─── Data in this exercise

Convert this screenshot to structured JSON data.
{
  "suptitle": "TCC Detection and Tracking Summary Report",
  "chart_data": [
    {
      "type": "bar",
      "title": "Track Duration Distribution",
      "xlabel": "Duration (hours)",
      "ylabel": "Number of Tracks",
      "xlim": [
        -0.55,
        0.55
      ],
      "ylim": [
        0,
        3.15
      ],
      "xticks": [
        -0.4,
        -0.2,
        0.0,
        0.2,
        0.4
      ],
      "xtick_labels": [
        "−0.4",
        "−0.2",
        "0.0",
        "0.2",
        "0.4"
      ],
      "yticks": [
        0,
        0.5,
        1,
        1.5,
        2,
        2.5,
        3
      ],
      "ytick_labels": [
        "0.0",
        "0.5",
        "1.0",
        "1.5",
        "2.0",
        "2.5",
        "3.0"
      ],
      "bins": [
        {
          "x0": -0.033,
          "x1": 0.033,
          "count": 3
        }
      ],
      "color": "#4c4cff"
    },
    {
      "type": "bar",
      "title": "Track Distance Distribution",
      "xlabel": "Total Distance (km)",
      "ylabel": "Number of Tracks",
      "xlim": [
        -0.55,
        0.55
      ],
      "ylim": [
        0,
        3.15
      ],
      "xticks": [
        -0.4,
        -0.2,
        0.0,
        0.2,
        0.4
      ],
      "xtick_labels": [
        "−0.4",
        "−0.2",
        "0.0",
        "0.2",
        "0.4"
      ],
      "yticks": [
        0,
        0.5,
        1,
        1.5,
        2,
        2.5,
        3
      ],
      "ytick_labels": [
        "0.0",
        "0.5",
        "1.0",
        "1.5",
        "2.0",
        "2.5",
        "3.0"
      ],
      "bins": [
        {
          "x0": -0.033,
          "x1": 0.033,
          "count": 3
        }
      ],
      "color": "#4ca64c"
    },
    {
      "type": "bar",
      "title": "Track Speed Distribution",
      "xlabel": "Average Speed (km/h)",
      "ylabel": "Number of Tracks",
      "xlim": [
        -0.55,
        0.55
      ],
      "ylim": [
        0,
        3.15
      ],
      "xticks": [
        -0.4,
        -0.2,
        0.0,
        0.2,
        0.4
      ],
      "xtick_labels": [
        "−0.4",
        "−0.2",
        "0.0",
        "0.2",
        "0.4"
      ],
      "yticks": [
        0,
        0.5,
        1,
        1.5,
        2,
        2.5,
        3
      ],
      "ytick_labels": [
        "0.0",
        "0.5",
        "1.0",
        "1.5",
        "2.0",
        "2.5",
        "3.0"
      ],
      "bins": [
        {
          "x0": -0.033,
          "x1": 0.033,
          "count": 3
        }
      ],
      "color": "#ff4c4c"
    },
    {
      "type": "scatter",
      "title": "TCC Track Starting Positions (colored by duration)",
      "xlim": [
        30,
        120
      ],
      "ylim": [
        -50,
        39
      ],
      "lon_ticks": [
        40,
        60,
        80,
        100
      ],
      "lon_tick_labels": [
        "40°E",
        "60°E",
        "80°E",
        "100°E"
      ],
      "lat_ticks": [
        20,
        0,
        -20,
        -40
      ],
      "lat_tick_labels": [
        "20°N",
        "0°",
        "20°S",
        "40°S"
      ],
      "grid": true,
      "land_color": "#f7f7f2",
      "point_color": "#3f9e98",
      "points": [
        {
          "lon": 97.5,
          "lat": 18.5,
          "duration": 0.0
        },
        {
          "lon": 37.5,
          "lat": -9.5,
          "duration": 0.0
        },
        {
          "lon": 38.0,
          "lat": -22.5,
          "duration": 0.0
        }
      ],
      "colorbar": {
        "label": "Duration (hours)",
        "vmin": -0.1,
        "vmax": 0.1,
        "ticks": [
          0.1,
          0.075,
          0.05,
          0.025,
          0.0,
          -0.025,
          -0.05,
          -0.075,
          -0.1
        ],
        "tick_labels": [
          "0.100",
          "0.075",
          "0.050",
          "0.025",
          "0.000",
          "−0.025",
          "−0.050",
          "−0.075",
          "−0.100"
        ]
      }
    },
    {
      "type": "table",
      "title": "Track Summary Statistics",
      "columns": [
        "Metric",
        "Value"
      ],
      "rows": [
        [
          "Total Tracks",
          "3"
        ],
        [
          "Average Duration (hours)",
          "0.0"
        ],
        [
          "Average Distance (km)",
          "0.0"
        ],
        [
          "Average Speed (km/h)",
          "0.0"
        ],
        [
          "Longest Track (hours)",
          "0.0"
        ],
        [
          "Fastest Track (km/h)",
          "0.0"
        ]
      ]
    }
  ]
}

──────

#### [Exercise]
Go through the data and return every record exactly.

#### [The answer]
Convert this screenshot to structured JSON data.
{
  "suptitle": "TCC Detection and Tracking Summary Report",
  "chart_data": [
    {
      "type": "bar",
      "title": "Track Duration Distribution",
      "xlabel": "Duration (hours)",
      "ylabel": "Number of Tracks",
      "xlim": [
        -0.55,
        0.55
      ],
      "ylim": [
        0,
        3.15
      ],
      "xticks": [
        -0.4,
        -0.2,
        0.0,
        0.2,
        0.4
      ],
      "xtick_labels": [
        "−0.4",
        "−0.2",
        "0.0",
        "0.2",
        "0.4"
      ],
      "yticks": [
        0,
        0.5,
        1,
        1.5,
        2,
        2.5,
        3
      ],
      "ytick_labels": [
        "0.0",
        "0.5",
        "1.0",
        "1.5",
        "2.0",
        "2.5",
        "3.0"
      ],
      "bins": [
        {
          "x0": -0.033,
          "x1": 0.033,
          "count": 3
        }
      ],
      "color": "#4c4cff"
    },
    {
      "type": "bar",
      "title": "Track Distance Distribution",
      "xlabel": "Total Distance (km)",
      "ylabel": "Number of Tracks",
      "xlim": [
        -0.55,
        0.55
      ],
      "ylim": [
        0,
        3.15
      ],
      "xticks": [
        -0.4,
        -0.2,
        0.0,
        0.2,
        0.4
      ],
      "xtick_labels": [
        "−0.4",
        "−0.2",
        "0.0",
        "0.2",
        "0.4"
      ],
      "yticks": [
        0,
        0.5,
        1,
        1.5,
        2,
        2.5,
        3
      ],
      "ytick_labels": [
        "0.0",
        "0.5",
        "1.0",
        "1.5",
        "2.0",
        "2.5",
        "3.0"
      ],
      "bins": [
        {
          "x0": -0.033,
          "x1": 0.033,
          "count": 3
        }
      ],
      "color": "#4ca64c"
    },
    {
      "type": "bar",
      "title": "Track Speed Distribution",
      "xlabel": "Average Speed (km/h)",
      "ylabel": "Number of Tracks",
      "xlim": [
        -0.55,
        0.55
      ],
      "ylim": [
        0,
        3.15
      ],
      "xticks": [
        -0.4,
        -0.2,
        0.0,
        0.2,
        0.4
      ],
      "xtick_labels": [
        "−0.4",
        "−0.2",
        "0.0",
        "0.2",
        "0.4"
      ],
      "yticks": [
        0,
        0.5,
        1,
        1.5,
        2,
        2.5,
        3
      ],
      "ytick_labels": [
        "0.0",
        "0.5",
        "1.0",
        "1.5",
        "2.0",
        "2.5",
        "3.0"
      ],
      "bins": [
        {
          "x0": -0.033,
          "x1": 0.033,
          "count": 3
        }
      ],
      "color": "#ff4c4c"
    },
    {
      "type": "scatter",
      "title": "TCC Track Starting Positions (colored by duration)",
      "xlim": [
        30,
        120
      ],
      "ylim": [
        -50,
        39
      ],
      "lon_ticks": [
        40,
        60,
        80,
        100
      ],
      "lon_tick_labels": [
        "40°E",
        "60°E",
        "80°E",
        "100°E"
      ],
      "lat_ticks": [
        20,
        0,
        -20,
        -40
      ],
      "lat_tick_labels": [
        "20°N",
        "0°",
        "20°S",
        "40°S"
      ],
      "grid": true,
      "land_color": "#f7f7f2",
      "point_color": "#3f9e98",
      "points": [
        {
          "lon": 97.5,
          "lat": 18.5,
          "duration": 0.0
        },
        {
          "lon": 37.5,
          "lat": -9.5,
          "duration": 0.0
        },
        {
          "lon": 38.0,
          "lat": -22.5,
          "duration": 0.0
        }
      ],
      "colorbar": {
        "label": "Duration (hours)",
        "vmin": -0.1,
        "vmax": 0.1,
        "ticks": [
          0.1,
          0.075,
          0.05,
          0.025,
          0.0,
          -0.025,
          -0.05,
          -0.075,
          -0.1
        ],
        "tick_labels": [
          "0.100",
          "0.075",
          "0.050",
          "0.025",
          "0.000",
          "−0.025",
          "−0.050",
          "−0.075",
          "−0.100"
        ]
      }
    },
    {
      "type": "table",
      "title": "Track Summary Statistics",
      "columns": [
        "Metric",
        "Value"
      ],
      "rows": [
        [
          "Total Tracks",
          "3"
        ],
        [
          "Average Duration (hours)",
          "0.0"
        ],
        [
          "Average Distance (km)",
          "0.0"
        ],
        [
          "Average Speed (km/h)",
          "0.0"
        ],
        [
          "Longest Track (hours)",
          "0.0"
        ],
        [
          "Fastest Track (km/h)",
          "0.0"
        ]
      ]
    }
  ]
}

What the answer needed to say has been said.